## START

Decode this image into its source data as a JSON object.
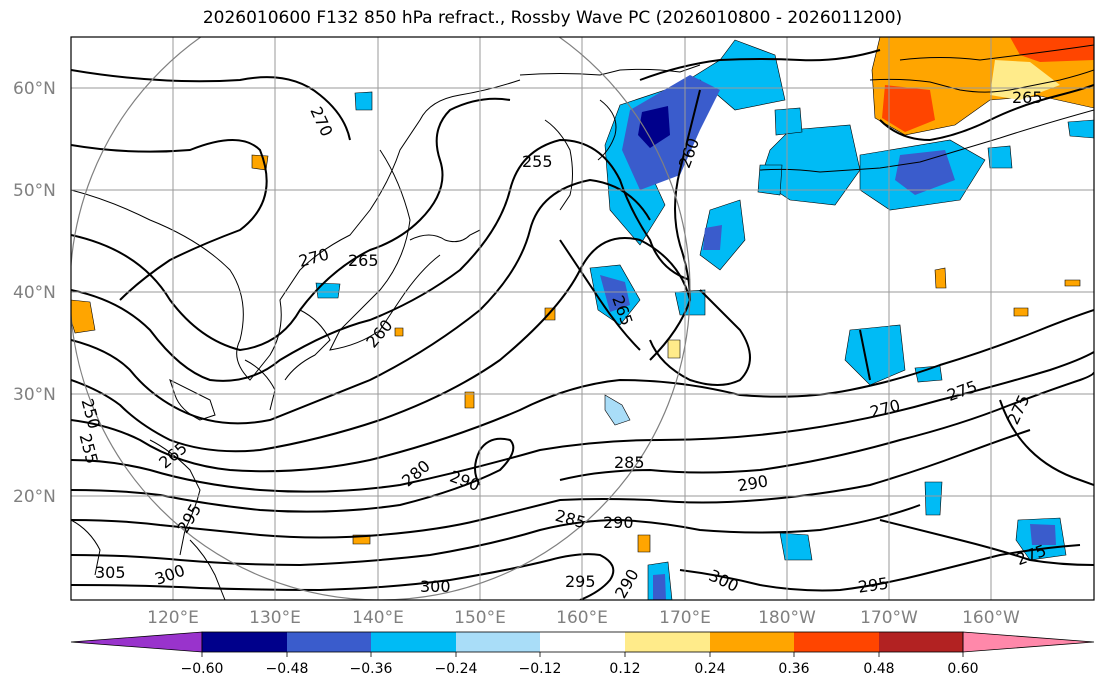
{
  "title": "2026010600 F132 850 hPa refract., Rossby Wave PC (2026010800 - 2026011200)",
  "lat_ticks": [
    "60°N",
    "50°N",
    "40°N",
    "30°N",
    "20°N"
  ],
  "lon_ticks": [
    "120°E",
    "130°E",
    "140°E",
    "150°E",
    "160°E",
    "170°E",
    "180°W",
    "170°W",
    "160°W"
  ],
  "contour_labels": [
    "270",
    "255",
    "260",
    "265",
    "270",
    "265",
    "260",
    "265",
    "250",
    "255",
    "280",
    "290",
    "285",
    "290",
    "270",
    "275",
    "275",
    "295",
    "285",
    "290",
    "305",
    "300",
    "300",
    "295",
    "290",
    "300",
    "295",
    "275",
    "265"
  ],
  "colorbar": {
    "ticks": [
      "−0.60",
      "−0.48",
      "−0.36",
      "−0.24",
      "−0.12",
      "0.12",
      "0.24",
      "0.36",
      "0.48",
      "0.60"
    ],
    "colors": [
      "#9933cc",
      "#00008b",
      "#3a5ccc",
      "#00bbf5",
      "#a9ddf8",
      "#ffffff",
      "#ffeb8a",
      "#ffa500",
      "#ff4500",
      "#b22222",
      "#ff88aa"
    ]
  },
  "shading_colors": {
    "strong_neg": "#00008b",
    "mid_neg": "#3a5ccc",
    "neg": "#00bbf5",
    "weak_neg": "#a9ddf8",
    "weak_pos": "#ffeb8a",
    "pos": "#ffa500",
    "strong_pos": "#ff4500"
  }
}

## END

EXERCISE REQUIREMENTS:
Make an exact copy of the records above, with the pictures left out.

WRITTEN RESPONSE:
Decode this image into its source data as a JSON object.
{
  "title": "2026010600 F132 850 hPa refract., Rossby Wave PC (2026010800 - 2026011200)",
  "lat_ticks": [
    "60°N",
    "50°N",
    "40°N",
    "30°N",
    "20°N"
  ],
  "lon_ticks": [
    "120°E",
    "130°E",
    "140°E",
    "150°E",
    "160°E",
    "170°E",
    "180°W",
    "170°W",
    "160°W"
  ],
  "contour_labels": [
    "270",
    "255",
    "260",
    "265",
    "270",
    "265",
    "260",
    "265",
    "250",
    "255",
    "280",
    "290",
    "285",
    "290",
    "270",
    "275",
    "275",
    "295",
    "285",
    "290",
    "305",
    "300",
    "300",
    "295",
    "290",
    "300",
    "295",
    "275",
    "265"
  ],
  "colorbar": {
    "ticks": [
      "−0.60",
      "−0.48",
      "−0.36",
      "−0.24",
      "−0.12",
      "0.12",
      "0.24",
      "0.36",
      "0.48",
      "0.60"
    ],
    "colors": [
      "#9933cc",
      "#00008b",
      "#3a5ccc",
      "#00bbf5",
      "#a9ddf8",
      "#ffffff",
      "#ffeb8a",
      "#ffa500",
      "#ff4500",
      "#b22222",
      "#ff88aa"
    ]
  },
  "shading_colors": {
    "strong_neg": "#00008b",
    "mid_neg": "#3a5ccc",
    "neg": "#00bbf5",
    "weak_neg": "#a9ddf8",
    "weak_pos": "#ffeb8a",
    "pos": "#ffa500",
    "strong_pos": "#ff4500"
  }
}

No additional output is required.